[Dataset entries]
- - - - -
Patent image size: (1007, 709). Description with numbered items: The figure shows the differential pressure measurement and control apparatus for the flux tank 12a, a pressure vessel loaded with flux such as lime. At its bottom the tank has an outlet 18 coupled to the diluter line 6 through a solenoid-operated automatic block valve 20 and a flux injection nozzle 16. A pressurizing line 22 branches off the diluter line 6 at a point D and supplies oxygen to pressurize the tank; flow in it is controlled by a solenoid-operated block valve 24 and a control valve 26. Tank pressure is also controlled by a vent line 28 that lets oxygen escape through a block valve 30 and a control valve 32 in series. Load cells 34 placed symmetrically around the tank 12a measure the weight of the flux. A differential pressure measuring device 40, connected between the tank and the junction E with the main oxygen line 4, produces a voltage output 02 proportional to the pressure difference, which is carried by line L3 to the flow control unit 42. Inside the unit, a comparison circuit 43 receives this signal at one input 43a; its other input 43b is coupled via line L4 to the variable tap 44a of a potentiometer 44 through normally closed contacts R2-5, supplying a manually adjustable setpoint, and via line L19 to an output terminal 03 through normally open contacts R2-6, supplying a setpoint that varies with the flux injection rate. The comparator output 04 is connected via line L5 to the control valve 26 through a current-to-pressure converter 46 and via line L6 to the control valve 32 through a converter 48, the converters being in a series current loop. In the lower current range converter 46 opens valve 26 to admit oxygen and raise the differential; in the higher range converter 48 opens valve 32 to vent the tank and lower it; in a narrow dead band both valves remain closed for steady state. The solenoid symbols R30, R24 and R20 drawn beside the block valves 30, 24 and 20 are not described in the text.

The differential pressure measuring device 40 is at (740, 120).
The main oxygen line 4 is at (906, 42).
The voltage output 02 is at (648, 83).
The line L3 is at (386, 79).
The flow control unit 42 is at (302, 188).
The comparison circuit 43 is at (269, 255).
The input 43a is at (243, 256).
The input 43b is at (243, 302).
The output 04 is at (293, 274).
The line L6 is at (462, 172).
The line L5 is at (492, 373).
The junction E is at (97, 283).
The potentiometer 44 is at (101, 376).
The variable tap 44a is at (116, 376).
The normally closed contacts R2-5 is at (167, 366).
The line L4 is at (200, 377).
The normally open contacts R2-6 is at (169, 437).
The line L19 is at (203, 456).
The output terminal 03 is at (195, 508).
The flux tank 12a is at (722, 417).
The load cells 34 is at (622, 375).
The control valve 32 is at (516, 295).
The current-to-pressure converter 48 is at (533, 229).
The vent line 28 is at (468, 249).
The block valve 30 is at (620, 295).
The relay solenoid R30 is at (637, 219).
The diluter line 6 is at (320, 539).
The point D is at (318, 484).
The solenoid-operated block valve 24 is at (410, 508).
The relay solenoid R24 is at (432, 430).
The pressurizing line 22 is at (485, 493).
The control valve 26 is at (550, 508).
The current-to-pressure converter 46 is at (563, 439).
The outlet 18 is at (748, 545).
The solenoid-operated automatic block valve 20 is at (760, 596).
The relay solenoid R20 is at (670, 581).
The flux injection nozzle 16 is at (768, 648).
- - - - -
**REQUIRED ACTION:** Print all of the entries again, exactly as written.

**TASK RESULT:**
Patent image size: (1007, 709). Description with numbered items: The figure shows the differential pressure measurement and control apparatus for the flux tank 12a, a pressure vessel loaded with flux such as lime. At its bottom the tank has an outlet 18 coupled to the diluter line 6 through a solenoid-operated automatic block valve 20 and a flux injection nozzle 16. A pressurizing line 22 branches off the diluter line 6 at a point D and supplies oxygen to pressurize the tank; flow in it is controlled by a solenoid-operated block valve 24 and a control valve 26. Tank pressure is also controlled by a vent line 28 that lets oxygen escape through a block valve 30 and a control valve 32 in series. Load cells 34 placed symmetrically around the tank 12a measure the weight of the flux. A differential pressure measuring device 40, connected between the tank and the junction E with the main oxygen line 4, produces a voltage output 02 proportional to the pressure difference, which is carried by line L3 to the flow control unit 42. Inside the unit, a comparison circuit 43 receives this signal at one input 43a; its other input 43b is coupled via line L4 to the variable tap 44a of a potentiometer 44 through normally closed contacts R2-5, supplying a manually adjustable setpoint, and via line L19 to an output terminal 03 through normally open contacts R2-6, supplying a setpoint that varies with the flux injection rate. The comparator output 04 is connected via line L5 to the control valve 26 through a current-to-pressure converter 46 and via line L6 to the control valve 32 through a converter 48, the converters being in a series current loop. In the lower current range converter 46 opens valve 26 to admit oxygen and raise the differential; in the higher range converter 48 opens valve 32 to vent the tank and lower it; in a narrow dead band both valves remain closed for steady state. The solenoid symbols R30, R24 and R20 drawn beside the block valves 30, 24 and 20 are not described in the text.

The differential pressure measuring device 40 is at (740, 120).
The main oxygen line 4 is at (906, 42).
The voltage output 02 is at (648, 83).
The line L3 is at (386, 79).
The flow control unit 42 is at (302, 188).
The comparison circuit 43 is at (269, 255).
The input 43a is at (243, 256).
The input 43b is at (243, 302).
The output 04 is at (293, 274).
The line L6 is at (462, 172).
The line L5 is at (492, 373).
The junction E is at (97, 283).
The potentiometer 44 is at (101, 376).
The variable tap 44a is at (116, 376).
The normally closed contacts R2-5 is at (167, 366).
The line L4 is at (200, 377).
The normally open contacts R2-6 is at (169, 437).
The line L19 is at (203, 456).
The output terminal 03 is at (195, 508).
The flux tank 12a is at (722, 417).
The load cells 34 is at (622, 375).
The control valve 32 is at (516, 295).
The current-to-pressure converter 48 is at (533, 229).
The vent line 28 is at (468, 249).
The block valve 30 is at (620, 295).
The relay solenoid R30 is at (637, 219).
The diluter line 6 is at (320, 539).
The point D is at (318, 484).
The solenoid-operated block valve 24 is at (410, 508).
The relay solenoid R24 is at (432, 430).
The pressurizing line 22 is at (485, 493).
The control valve 26 is at (550, 508).
The current-to-pressure converter 46 is at (563, 439).
The outlet 18 is at (748, 545).
The solenoid-operated automatic block valve 20 is at (760, 596).
The relay solenoid R20 is at (670, 581).
The flux injection nozzle 16 is at (768, 648).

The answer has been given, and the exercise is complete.